#### Dataset entries

** begin **

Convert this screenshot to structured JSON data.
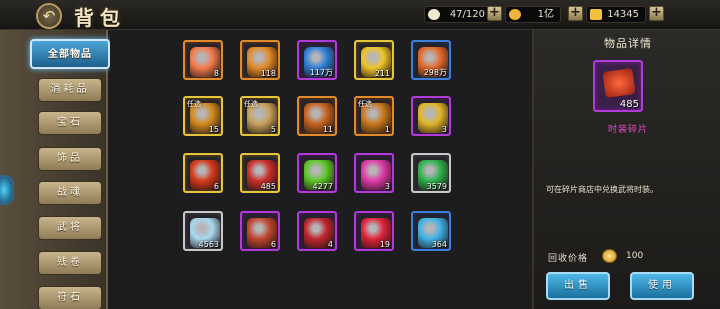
{
  "header": {
    "title": "背包",
    "back_icon": "back-arrow-icon"
  },
  "resources": [
    {
      "name": "stamina",
      "value": "47/120",
      "icon": "rice-bun-icon",
      "color": "#f2ead0"
    },
    {
      "name": "coins",
      "value": "1亿",
      "icon": "gold-coin-icon",
      "color": "#f0b43a"
    },
    {
      "name": "ingots",
      "value": "14345",
      "icon": "gold-ingot-icon",
      "color": "#f3c13c"
    }
  ],
  "tabs": [
    {
      "label": "全部物品",
      "active": true
    },
    {
      "label": "消耗品"
    },
    {
      "label": "宝石"
    },
    {
      "label": "饰品"
    },
    {
      "label": "战魂"
    },
    {
      "label": "武将"
    },
    {
      "label": "残卷"
    },
    {
      "label": "符石"
    }
  ],
  "items": [
    {
      "qty": "8",
      "border": "orange",
      "icon": "gem-crystal-icon",
      "color": "#f47b4a"
    },
    {
      "qty": "118",
      "border": "orange",
      "icon": "peach-fruit-icon",
      "color": "#e28a28"
    },
    {
      "qty": "117万",
      "border": "purple",
      "icon": "blue-flame-orb-icon",
      "color": "#2f7fd8"
    },
    {
      "qty": "211",
      "border": "gold",
      "icon": "gold-coin-icon",
      "color": "#f0c528"
    },
    {
      "qty": "298万",
      "border": "blue",
      "icon": "treasure-box-icon",
      "color": "#e46a2a"
    },
    {
      "qty": "15",
      "border": "gold",
      "icon": "treasure-chest-icon",
      "color": "#d48a1e",
      "tag": "任选"
    },
    {
      "qty": "5",
      "border": "gold",
      "icon": "treasure-chest-icon",
      "color": "#c8a25a",
      "tag": "任选"
    },
    {
      "qty": "11",
      "border": "orange",
      "icon": "treasure-chest-icon",
      "color": "#c7641f"
    },
    {
      "qty": "1",
      "border": "orange",
      "icon": "treasure-chest-icon",
      "color": "#c9791c",
      "tag": "任选"
    },
    {
      "qty": "3",
      "border": "purple",
      "icon": "gold-ingots-icon",
      "color": "#e2b62a"
    },
    {
      "qty": "6",
      "border": "gold",
      "icon": "lucky-bag-icon",
      "color": "#d43a1a"
    },
    {
      "qty": "485",
      "border": "gold",
      "icon": "costume-fragment-icon",
      "color": "#c9302a"
    },
    {
      "qty": "4277",
      "border": "purple",
      "icon": "green-jade-orb-icon",
      "color": "#5ec62a"
    },
    {
      "qty": "3",
      "border": "purple",
      "icon": "magic-orb-icon",
      "color": "#e03aa8"
    },
    {
      "qty": "3579",
      "border": "white",
      "icon": "emerald-gem-icon",
      "color": "#2fb34c"
    },
    {
      "qty": "4563",
      "border": "white",
      "icon": "ice-crystal-icon",
      "color": "#a8d8f0"
    },
    {
      "qty": "6",
      "border": "purple",
      "icon": "fragment-scroll-icon",
      "color": "#c0462e"
    },
    {
      "qty": "4",
      "border": "purple",
      "icon": "red-pouch-icon",
      "color": "#c0262e"
    },
    {
      "qty": "19",
      "border": "purple",
      "icon": "protection-card-icon",
      "color": "#e0243c"
    },
    {
      "qty": "364",
      "border": "blue",
      "icon": "blue-crystal-icon",
      "color": "#3fb3e8"
    }
  ],
  "detail": {
    "title": "物品详情",
    "item_qty": "485",
    "item_name": "时装碎片",
    "description": "可在碎片商店中兑换武将时装。",
    "price_label": "回收价格",
    "price_value": "100",
    "sell_label": "出售",
    "use_label": "使用"
  }
}
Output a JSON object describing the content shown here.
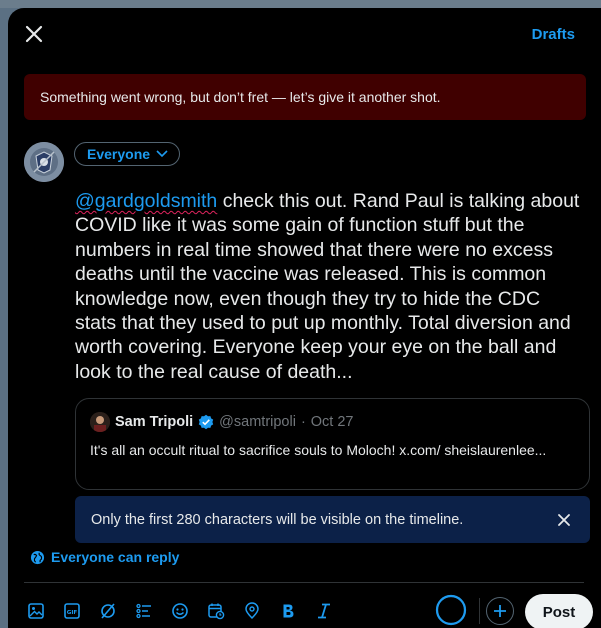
{
  "header": {
    "drafts_label": "Drafts"
  },
  "error_banner": {
    "text": "Something went wrong, but don’t fret — let’s give it another shot."
  },
  "composer": {
    "audience_label": "Everyone",
    "mention": "@gardgoldsmith",
    "body": " check this out. Rand Paul is talking about COVID like it was some gain of function stuff but the numbers in real time showed that there were no excess deaths until the vaccine was released. This is common knowledge now, even though they try to hide the CDC stats that they used to put up monthly. Total diversion and worth covering. Everyone keep your eye on the ball and look to the real cause of death..."
  },
  "quote": {
    "name": "Sam Tripoli",
    "handle": "@samtripoli",
    "dot": "·",
    "date": "Oct 27",
    "text": "It's all an occult ritual to sacrifice souls to Moloch! x.com/ sheislaurenlee..."
  },
  "warning": {
    "text": "Only the first 280 characters will be visible on the timeline."
  },
  "reply_setting": {
    "label": "Everyone can reply"
  },
  "toolbar": {
    "icons": [
      "image-icon",
      "gif-icon",
      "grok-icon",
      "poll-icon",
      "emoji-icon",
      "schedule-icon",
      "location-icon",
      "bold-icon",
      "italic-icon"
    ],
    "post_label": "Post",
    "character_limit_progress": 1.0
  },
  "colors": {
    "accent": "#1d9bf0",
    "error_bg": "#400000",
    "warning_bg": "#0c2148",
    "background": "#000000"
  }
}
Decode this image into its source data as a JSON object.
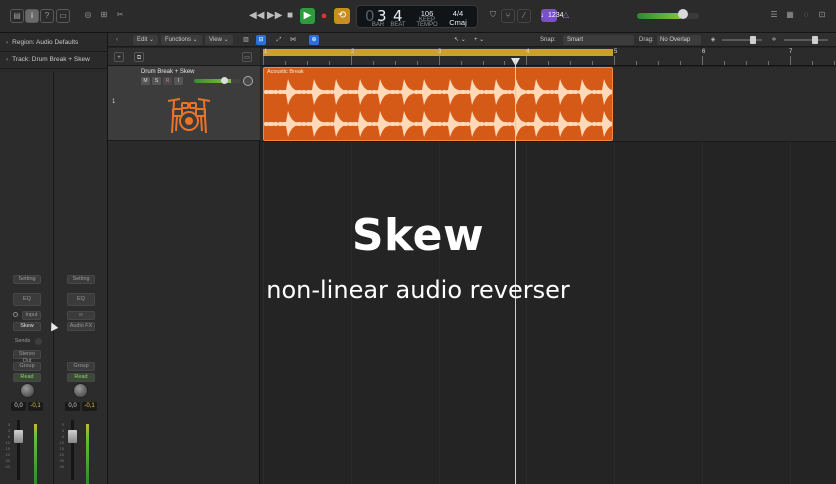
{
  "transport": {
    "position_bar": "3",
    "position_beat": "4",
    "tempo": "106",
    "tempo_label": "KEEP",
    "time_signature": "4/4",
    "key": "Cmaj",
    "lcd_labels": [
      "BAR",
      "BEAT",
      "TEMPO"
    ],
    "count_in": "♩1234"
  },
  "inspector": {
    "region_label": "Region: Audio Defaults",
    "track_label": "Track: Drum Break + Skew",
    "strip1": {
      "setting": "Setting",
      "eq": "EQ",
      "input": "Input",
      "plugin": "Skew",
      "sends": "Sends",
      "output": "Stereo Out",
      "group": "Group",
      "automation": "Read",
      "volume": "0,0",
      "peak": "-0,1"
    },
    "strip2": {
      "setting": "Setting",
      "eq": "EQ",
      "link": "∞",
      "plugin": "Audio FX",
      "group": "Group",
      "automation": "Read",
      "volume": "0,0",
      "peak": "-0,1"
    },
    "fader_scale": [
      "0",
      "3",
      "6",
      "10",
      "15",
      "20",
      "30",
      "40"
    ]
  },
  "toolbar": {
    "edit": "Edit",
    "functions": "Functions",
    "view": "View",
    "snap_label": "Snap:",
    "snap_value": "Smart",
    "drag_label": "Drag:",
    "drag_value": "No Overlap"
  },
  "track": {
    "number": "1",
    "name": "Drum Break + Skew",
    "mute": "M",
    "solo": "S",
    "record": "R",
    "input_monitor": "I",
    "icon": "drum-kit-icon"
  },
  "ruler": {
    "bars": [
      "1",
      "2",
      "3",
      "4",
      "5",
      "6",
      "7"
    ]
  },
  "region": {
    "name": "Acoustic Break",
    "color": "#d55a17"
  },
  "overlay": {
    "title": "Skew",
    "subtitle": "non-linear audio reverser"
  },
  "colors": {
    "play": "#2f9b3b",
    "record": "#e0342f",
    "cycle": "#c88f1d",
    "region": "#d55a17",
    "accent_blue": "#2d6fd6"
  }
}
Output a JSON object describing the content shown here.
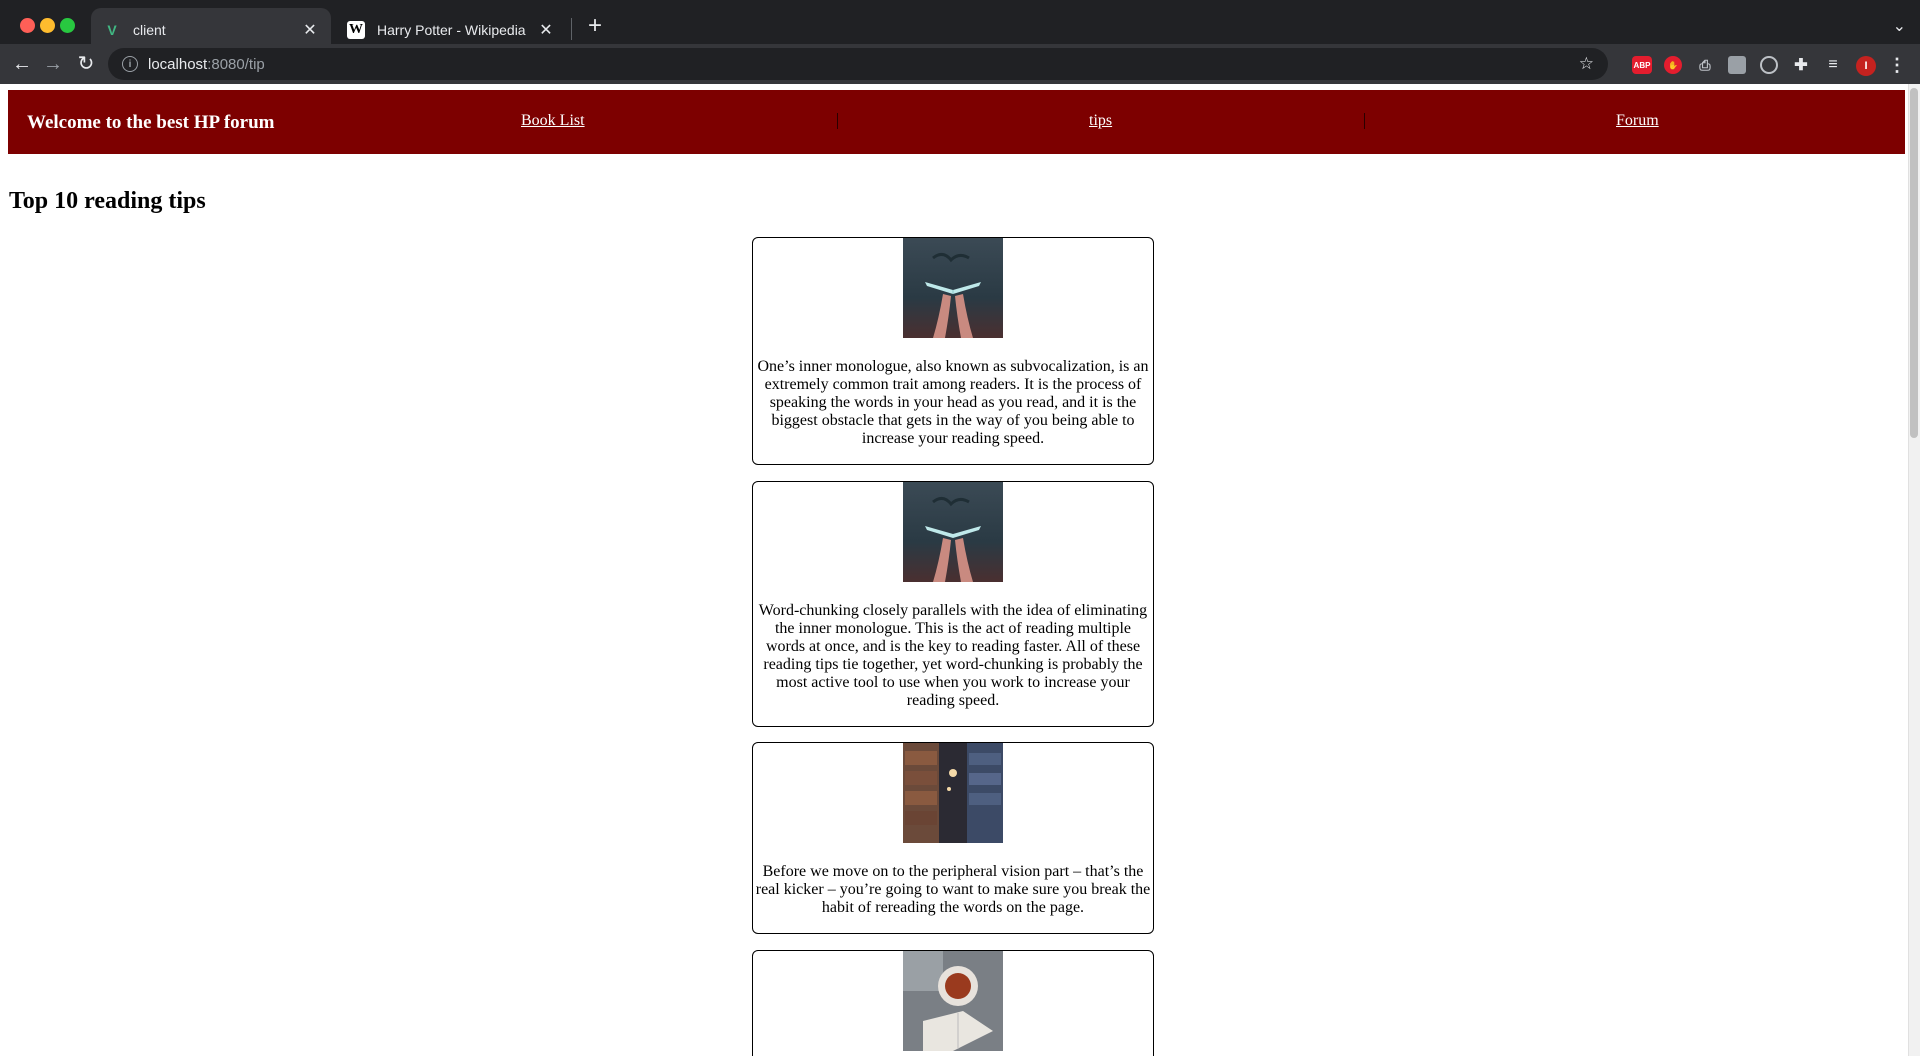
{
  "browser": {
    "tabs": [
      {
        "title": "client",
        "favicon": "V",
        "active": true
      },
      {
        "title": "Harry Potter - Wikipedia",
        "favicon": "W",
        "active": false
      }
    ],
    "address": {
      "host": "localhost",
      "path": ":8080/tip"
    },
    "extensions": {
      "abp_label": "ABP",
      "profile_initial": "I"
    }
  },
  "site": {
    "title": "Welcome to the best HP forum",
    "nav": {
      "books": "Book List",
      "tips": "tips",
      "forum": "Forum"
    },
    "header_color": "#7d0000"
  },
  "main": {
    "heading": "Top 10 reading tips",
    "tips": [
      {
        "image": "hands-holding-glowing-book",
        "text": "One’s inner monologue, also known as subvocalization, is an extremely common trait among readers. It is the process of speaking the words in your head as you read, and it is the biggest obstacle that gets in the way of you being able to increase your reading speed."
      },
      {
        "image": "hands-holding-glowing-book",
        "text": "Word-chunking closely parallels with the idea of eliminating the inner monologue. This is the act of reading multiple words at once, and is the key to reading faster. All of these reading tips tie together, yet word-chunking is probably the most active tool to use when you work to increase your reading speed."
      },
      {
        "image": "library-bookshelves",
        "text": "Before we move on to the peripheral vision part – that’s the real kicker – you’re going to want to make sure you break the habit of rereading the words on the page."
      },
      {
        "image": "tea-cup-and-open-book",
        "text": ""
      }
    ]
  }
}
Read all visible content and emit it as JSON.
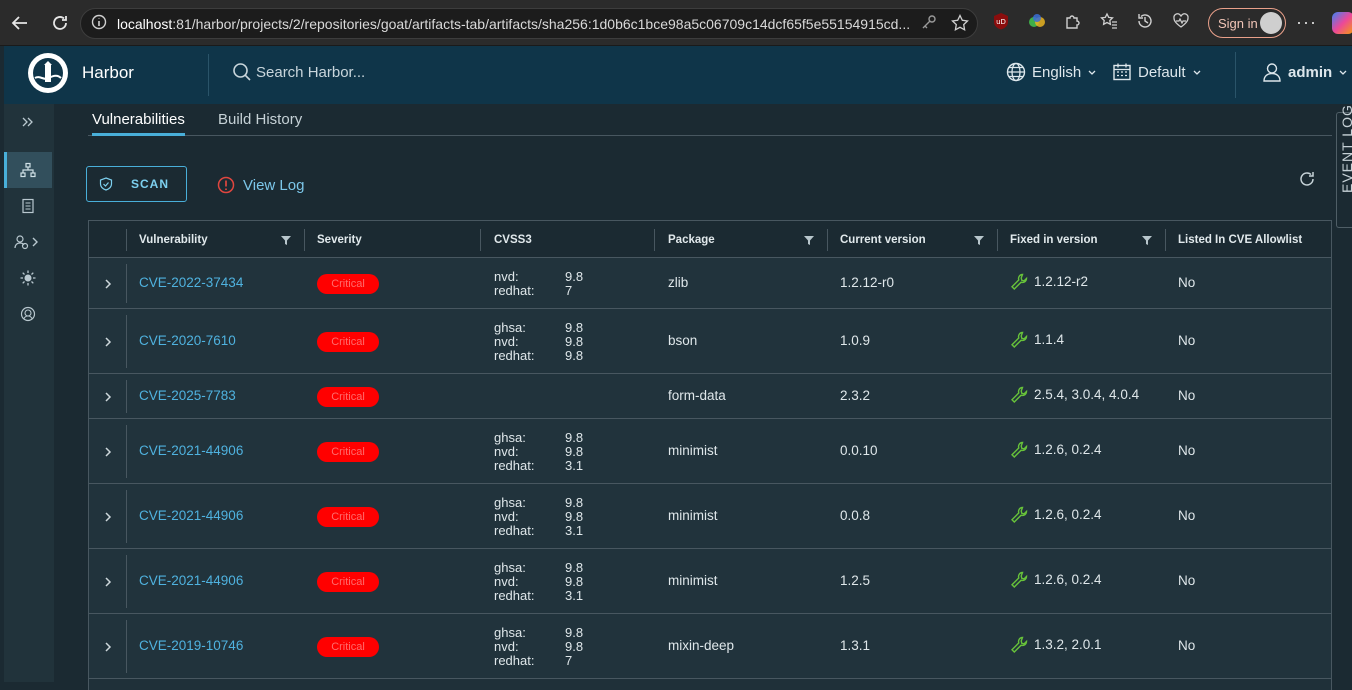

** end **

#### Stated task
Locate the lines above that contain "speed" and copy them.

#### Answer to the task
        "text": "One’s inner monologue, also known as subvocalization, is an extremely common trait among readers. It is the process of speaking the words in your head as you read, and it is the biggest obstacle that gets in the way of you being able to increase your reading speed."
        "text": "Word-chunking closely parallels with the idea of eliminating the inner monologue. This is the act of reading multiple words at once, and is the key to reading faster. All of these reading tips tie together, yet word-chunking is probably the most active tool to use when you work to increase your reading speed."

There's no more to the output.